Required work
Using the data beneath, show every line that includes the word "early".

Provided data
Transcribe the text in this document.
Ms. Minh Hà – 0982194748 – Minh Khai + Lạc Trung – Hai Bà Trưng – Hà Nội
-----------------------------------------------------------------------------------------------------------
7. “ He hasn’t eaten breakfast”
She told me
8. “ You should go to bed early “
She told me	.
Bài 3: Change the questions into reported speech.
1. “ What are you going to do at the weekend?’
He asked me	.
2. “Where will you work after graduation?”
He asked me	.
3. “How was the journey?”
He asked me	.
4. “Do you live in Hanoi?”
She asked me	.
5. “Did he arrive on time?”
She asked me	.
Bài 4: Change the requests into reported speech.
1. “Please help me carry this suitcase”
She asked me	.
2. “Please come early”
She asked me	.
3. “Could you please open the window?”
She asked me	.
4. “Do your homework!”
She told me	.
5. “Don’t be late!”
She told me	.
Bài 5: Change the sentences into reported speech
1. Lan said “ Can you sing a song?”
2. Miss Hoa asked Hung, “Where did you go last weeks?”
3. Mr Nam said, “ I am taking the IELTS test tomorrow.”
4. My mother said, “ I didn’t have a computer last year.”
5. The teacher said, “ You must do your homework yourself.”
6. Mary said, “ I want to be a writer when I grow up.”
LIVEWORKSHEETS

---

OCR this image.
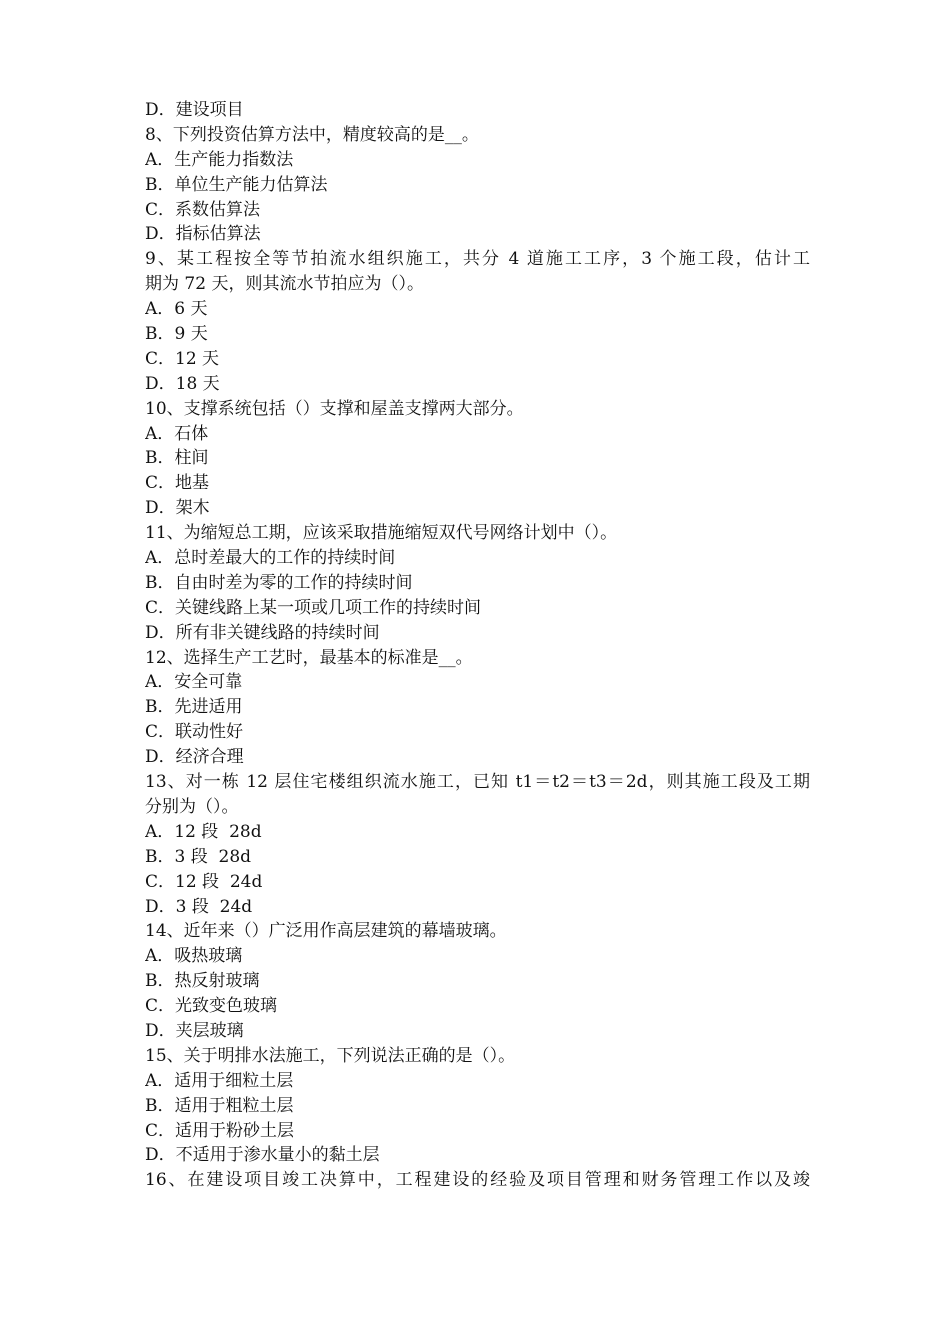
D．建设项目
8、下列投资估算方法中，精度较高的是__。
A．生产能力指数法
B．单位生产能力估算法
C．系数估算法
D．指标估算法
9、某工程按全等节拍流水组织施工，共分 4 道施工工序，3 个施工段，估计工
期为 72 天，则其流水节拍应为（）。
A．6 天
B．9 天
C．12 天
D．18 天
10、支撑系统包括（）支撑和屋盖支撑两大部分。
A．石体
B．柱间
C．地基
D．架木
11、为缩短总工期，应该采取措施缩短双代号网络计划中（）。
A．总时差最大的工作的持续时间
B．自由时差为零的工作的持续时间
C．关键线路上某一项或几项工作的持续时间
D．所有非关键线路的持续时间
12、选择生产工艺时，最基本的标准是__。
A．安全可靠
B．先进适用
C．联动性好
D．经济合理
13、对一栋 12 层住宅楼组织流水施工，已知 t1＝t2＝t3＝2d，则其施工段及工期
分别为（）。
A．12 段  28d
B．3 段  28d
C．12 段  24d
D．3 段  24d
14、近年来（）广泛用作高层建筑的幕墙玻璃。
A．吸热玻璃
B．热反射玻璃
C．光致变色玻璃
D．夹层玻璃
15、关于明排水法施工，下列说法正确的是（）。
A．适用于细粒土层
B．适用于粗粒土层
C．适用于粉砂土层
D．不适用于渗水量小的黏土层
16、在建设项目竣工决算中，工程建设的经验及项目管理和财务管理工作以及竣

The reply
8. “ You should go to bed early “
2. “Please come early”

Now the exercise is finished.